**The task**
Every line below that mentions the word "Fahrzeugs" should be copied out.

**Saved data entries**
━━━━━━━━━━━━━━━━━━━━

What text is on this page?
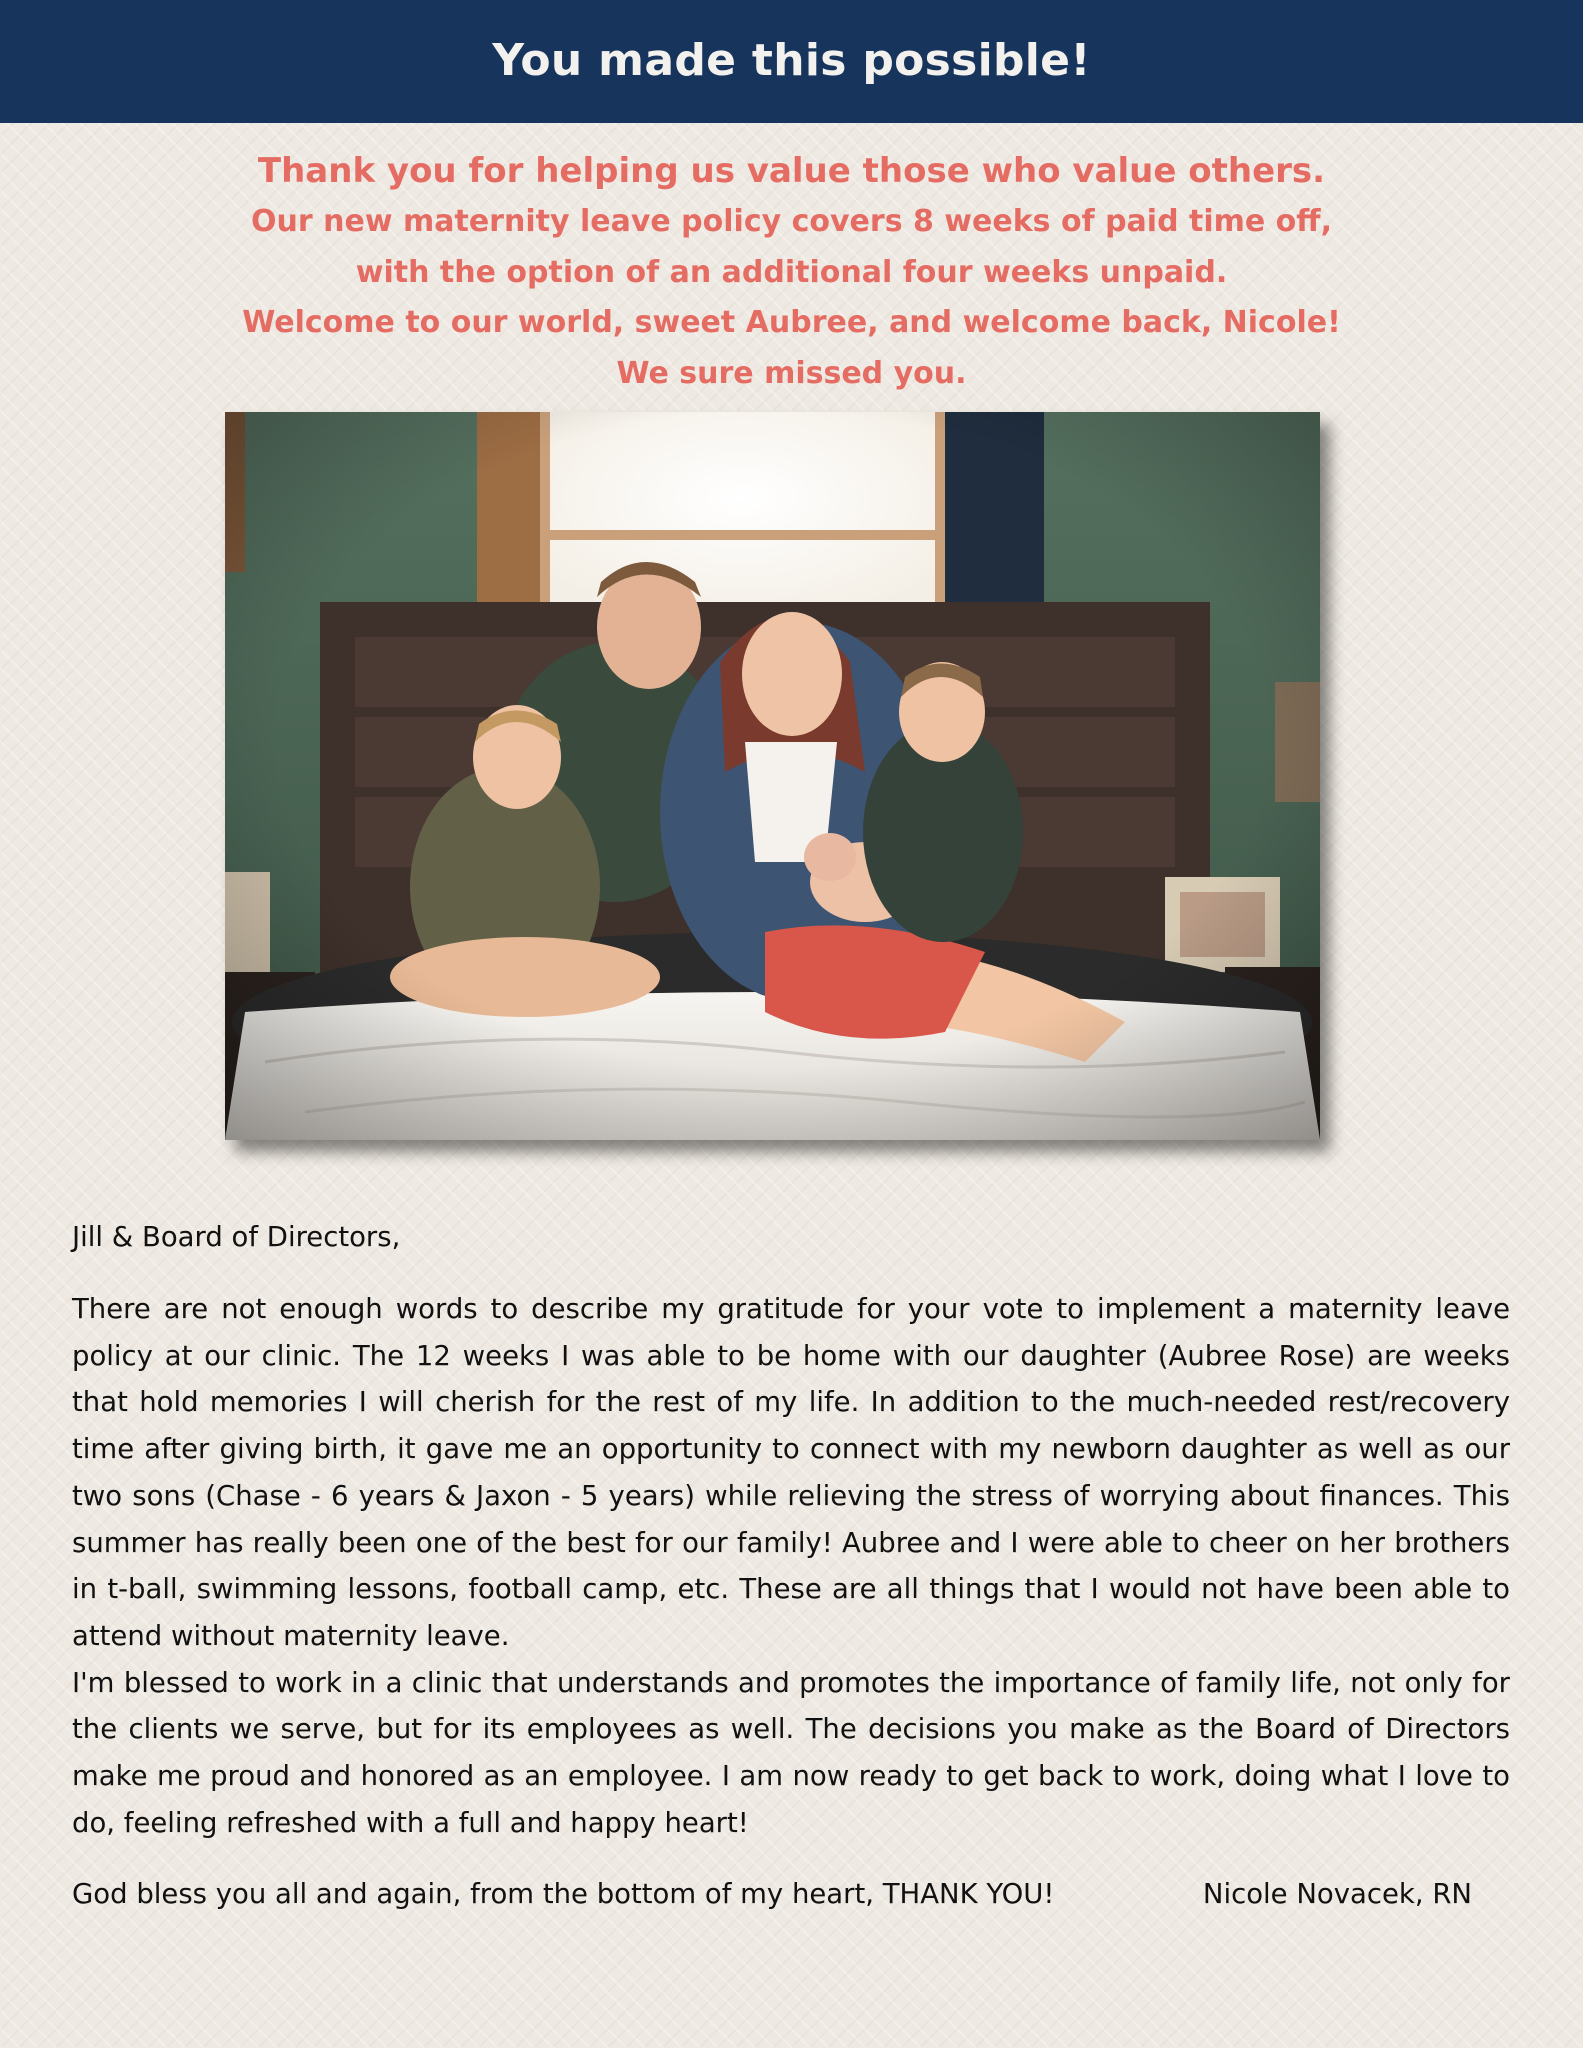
You made this possible!
Thank you for helping us value those who value others.
Our new maternity leave policy covers 8 weeks of paid time off,
with the option of an additional four weeks unpaid.
Welcome to our world, sweet Aubree, and welcome back, Nicole!
We sure missed you.
Jill & Board of Directors,

There are not enough words to describe my gratitude for your vote to implement a maternity leave policy at our clinic. The 12 weeks I was able to be home with our daughter (Aubree Rose) are weeks that hold memories I will cherish for the rest of my life. In addition to the much-needed rest/recovery time after giving birth, it gave me an opportunity to connect with my newborn daughter as well as our two sons (Chase - 6 years & Jaxon - 5 years) while relieving the stress of worrying about finances. This summer has really been one of the best for our family! Aubree and I were able to cheer on her brothers in t-ball, swimming lessons, football camp, etc. These are all things that I would not have been able to attend without maternity leave.

I'm blessed to work in a clinic that understands and promotes the importance of family life, not only for the clients we serve, but for its employees as well. The decisions you make as the Board of Directors make me proud and honored as an employee. I am now ready to get back to work, doing what I love to do, feeling refreshed with a full and happy heart!

God bless you all and again, from the bottom of my heart, THANK YOU!	Nicole Novacek, RN
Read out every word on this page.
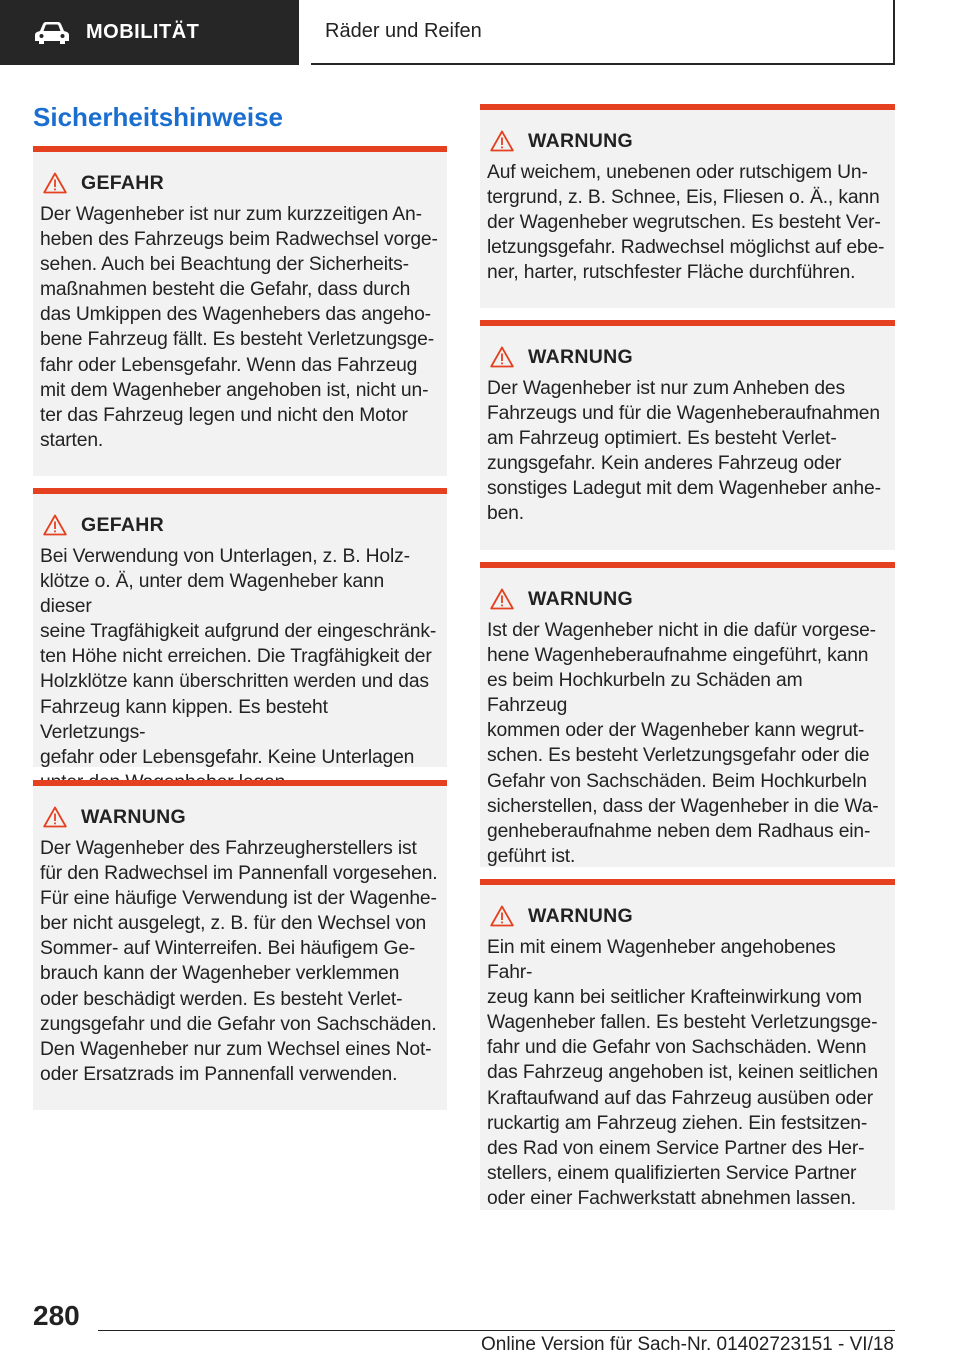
MOBILITÄT	Räder und Reifen
Sicherheitshinweise
GEFAHR
Der Wagenheber ist nur zum kurzzeitigen An‐
heben des Fahrzeugs beim Radwechsel vorge‐
sehen. Auch bei Beachtung der Sicherheits‐
maßnahmen besteht die Gefahr, dass durch
das Umkippen des Wagenhebers das angeho‐
bene Fahrzeug fällt. Es besteht Verletzungsge‐
fahr oder Lebensgefahr. Wenn das Fahrzeug
mit dem Wagenheber angehoben ist, nicht un‐
ter das Fahrzeug legen und nicht den Motor
starten.
GEFAHR
Bei Verwendung von Unterlagen, z. B. Holz‐
klötze o. Ä, unter dem Wagenheber kann dieser
seine Tragfähigkeit aufgrund der eingeschränk‐
ten Höhe nicht erreichen. Die Tragfähigkeit der
Holzklötze kann überschritten werden und das
Fahrzeug kann kippen. Es besteht Verletzungs‐
gefahr oder Lebensgefahr. Keine Unterlagen

WARNUNG
Der Wagenheber des Fahrzeugherstellers ist
für den Radwechsel im Pannenfall vorgesehen.
Für eine häufige Verwendung ist der Wagenhe‐
ber nicht ausgelegt, z. B. für den Wechsel von
Sommer- auf Winterreifen. Bei häufigem Ge‐
brauch kann der Wagenheber verklemmen
oder beschädigt werden. Es besteht Verlet‐
zungsgefahr und die Gefahr von Sachschäden.
Den Wagenheber nur zum Wechsel eines Not-
oder Ersatzrads im Pannenfall verwenden.
WARNUNG
Auf weichem, unebenen oder rutschigem Un‐
tergrund, z. B. Schnee, Eis, Fliesen o. Ä., kann
der Wagenheber wegrutschen. Es besteht Ver‐
letzungsgefahr. Radwechsel möglichst auf ebe‐
ner, harter, rutschfester Fläche durchführen.
WARNUNG
Der Wagenheber ist nur zum Anheben des
Fahrzeugs und für die Wagenheberaufnahmen
am Fahrzeug optimiert. Es besteht Verlet‐
zungsgefahr. Kein anderes Fahrzeug oder
sonstiges Ladegut mit dem Wagenheber anhe‐
ben.
WARNUNG
Ist der Wagenheber nicht in die dafür vorgese‐
hene Wagenheberaufnahme eingeführt, kann
es beim Hochkurbeln zu Schäden am Fahrzeug
kommen oder der Wagenheber kann wegrut‐
schen. Es besteht Verletzungsgefahr oder die
Gefahr von Sachschäden. Beim Hochkurbeln
sicherstellen, dass der Wagenheber in die Wa‐
genheberaufnahme neben dem Radhaus ein‐
geführt ist.
WARNUNG
Ein mit einem Wagenheber angehobenes Fahr‐
zeug kann bei seitlicher Krafteinwirkung vom
Wagenheber fallen. Es besteht Verletzungsge‐
fahr und die Gefahr von Sachschäden. Wenn
das Fahrzeug angehoben ist, keinen seitlichen
Kraftaufwand auf das Fahrzeug ausüben oder
ruckartig am Fahrzeug ziehen. Ein festsitzen‐
des Rad von einem Service Partner des Her‐
stellers, einem qualifizierten Service Partner
oder einer Fachwerkstatt abnehmen lassen.
280
Online Version für Sach-Nr. 01402723151 - VI/18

━━━━━━━━━━━━━━━━━━━━

**Response below**
heben des Fahrzeugs beim Radwechsel vorge‐
Fahrzeugs und für die Wagenheberaufnahmen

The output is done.